● **Supplied data**
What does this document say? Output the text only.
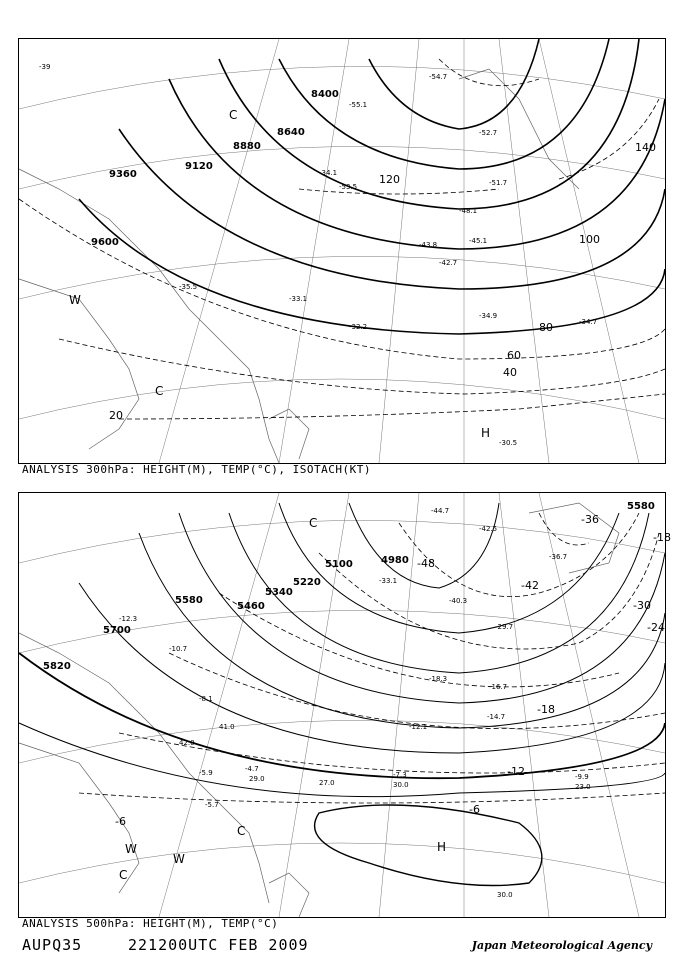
8400
8640
8880
9120
9360
9600
20
40
60
80
100
120
140
-39
-35.5
-34.1
-48.1
-45.1
-43.8
-42.7
-33.1
-32.2
-34.9
-34.7
-30.5
-54.7
-53.5
-52.7
-51.7
-55.1
H
C
C
W
ANALYSIS 300hPa: HEIGHT(M), TEMP(°C), ISOTACH(KT)
4980
5100
5220
5340
5460
5580
5700
5820
5580
-48
-42
-36
-30
-24
-18
-12
-6
-6
-18
-44.7
-42.5
-40.3
-36.7
-33.1
-29.7
-18.3
-16.7
-14.7
-12.1
-9.9
-7.3
-5.9
-5.7
-4.7
-8.1
-10.7
-12.3
30.0	23.0
29.0	27.0
41.0
42.0
30.0
H
C
C
C
W
W
ANALYSIS 500hPa: HEIGHT(M), TEMP(°C)
AUPQ35	221200UTC FEB 2009	Japan Meteorological Agency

● **Task statement**
Report how many lines contain "TEMP". Give nothing but the number.

● **Exercise result**
2